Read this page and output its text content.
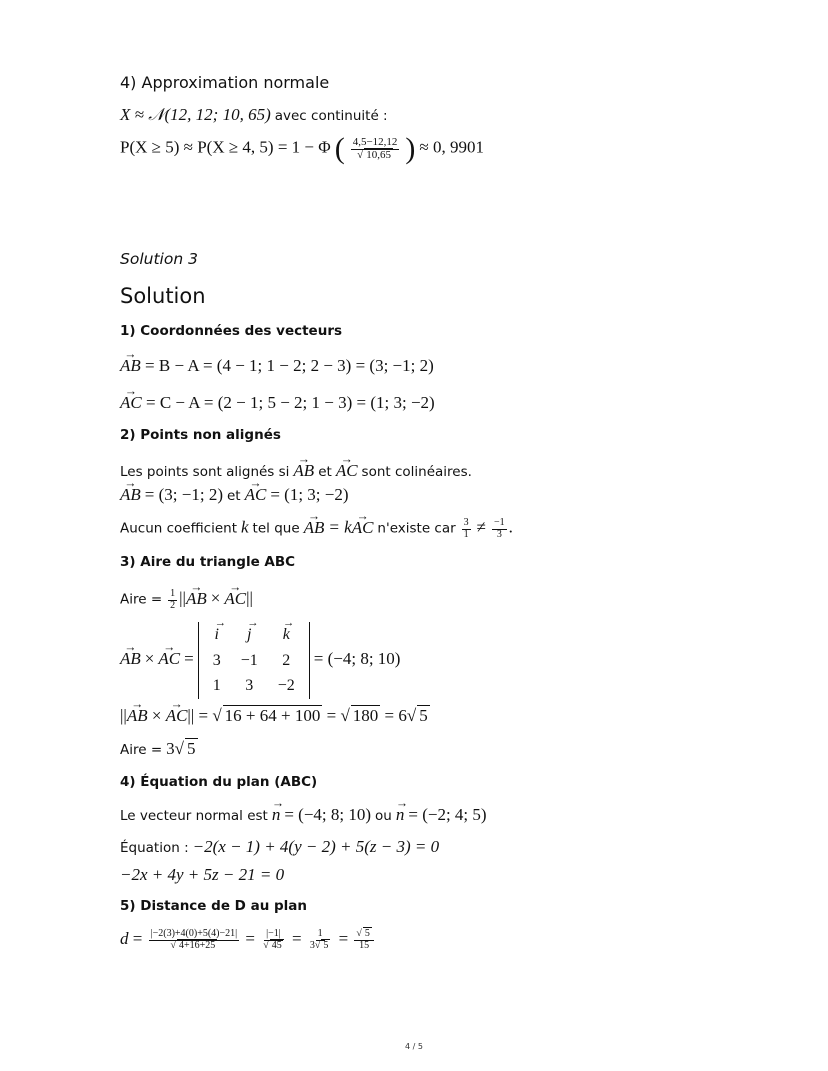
4) Approximation normale
X ≈ 𝒩(12, 12; 10, 65) avec continuité :
P(X ≥ 5) ≈ P(X ≥ 4, 5) = 1 − Φ ( $\frac{4,5-12,12}{√ 10,65}$ ) ≈ 0, 9901
Solution 3
Solution
1) Coordonnées des vecteurs
→ AB = B − A = (4 − 1; 1 − 2; 2 − 3) = (3; −1; 2)
→ AC = C − A = (2 − 1; 5 − 2; 1 − 3) = (1; 3; −2)
2) Points non alignés
Les points sont alignés si → AB et → AC sont colinéaires.
→ AB = (3; −1; 2) et → AC = (1; 3; −2)
Aucun coefficient k tel que → AB = k→ AC n'existe car $\frac{3}{1} \ne \frac{-1}{3}$ .
3) Aire du triangle ABC
Aire = $\frac{1}{2}$ ||→ AB × → AC||
→ AB × → AC =
→ i	→ j	→ k
3	−1	2
1	3	−2
= (−4; 8; 10)
||→ AB × → AC|| = √ 16 + 64 + 100 = √ 180 = 6√ 5
Aire = 3√ 5
4) Équation du plan (ABC)
Le vecteur normal est → n = (−4; 8; 10) ou → n = (−2; 4; 5)
Équation : −2(x − 1) + 4(y − 2) + 5(z − 3) = 0
−2x + 4y + 5z − 21 = 0
5) Distance de D au plan
$d = \frac{|-2(3)+4(0)+5(4)-21|}{√ 4+16+25} = \frac{|-1|}{√ 45} = \frac{1}{3√ 5} = \frac{√ 5}{15}$
4 / 5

**WHAT YOU HAVE TO DO**
Each record above must be returned exactly as written, with its pictures omitted.

**RESPONSE TO THIS EXERCISE**
Read this page and output its text content.
4) Approximation normale
X ≈ 𝒩(12, 12; 10, 65) avec continuité :
P(X ≥ 5) ≈ P(X ≥ 4, 5) = 1 − Φ ( $\frac{4,5-12,12}{√ 10,65}$ ) ≈ 0, 9901
Solution 3
Solution
1) Coordonnées des vecteurs
→ AB = B − A = (4 − 1; 1 − 2; 2 − 3) = (3; −1; 2)
→ AC = C − A = (2 − 1; 5 − 2; 1 − 3) = (1; 3; −2)
2) Points non alignés
Les points sont alignés si → AB et → AC sont colinéaires.
→ AB = (3; −1; 2) et → AC = (1; 3; −2)
Aucun coefficient k tel que → AB = k→ AC n'existe car $\frac{3}{1} \ne \frac{-1}{3}$ .
3) Aire du triangle ABC
Aire = $\frac{1}{2}$ ||→ AB × → AC||
→ AB × → AC =
→ i	→ j	→ k
3	−1	2
1	3	−2
= (−4; 8; 10)
||→ AB × → AC|| = √ 16 + 64 + 100 = √ 180 = 6√ 5
Aire = 3√ 5
4) Équation du plan (ABC)
Le vecteur normal est → n = (−4; 8; 10) ou → n = (−2; 4; 5)
Équation : −2(x − 1) + 4(y − 2) + 5(z − 3) = 0
−2x + 4y + 5z − 21 = 0
5) Distance de D au plan
$d = \frac{|-2(3)+4(0)+5(4)-21|}{√ 4+16+25} = \frac{|-1|}{√ 45} = \frac{1}{3√ 5} = \frac{√ 5}{15}$
4 / 5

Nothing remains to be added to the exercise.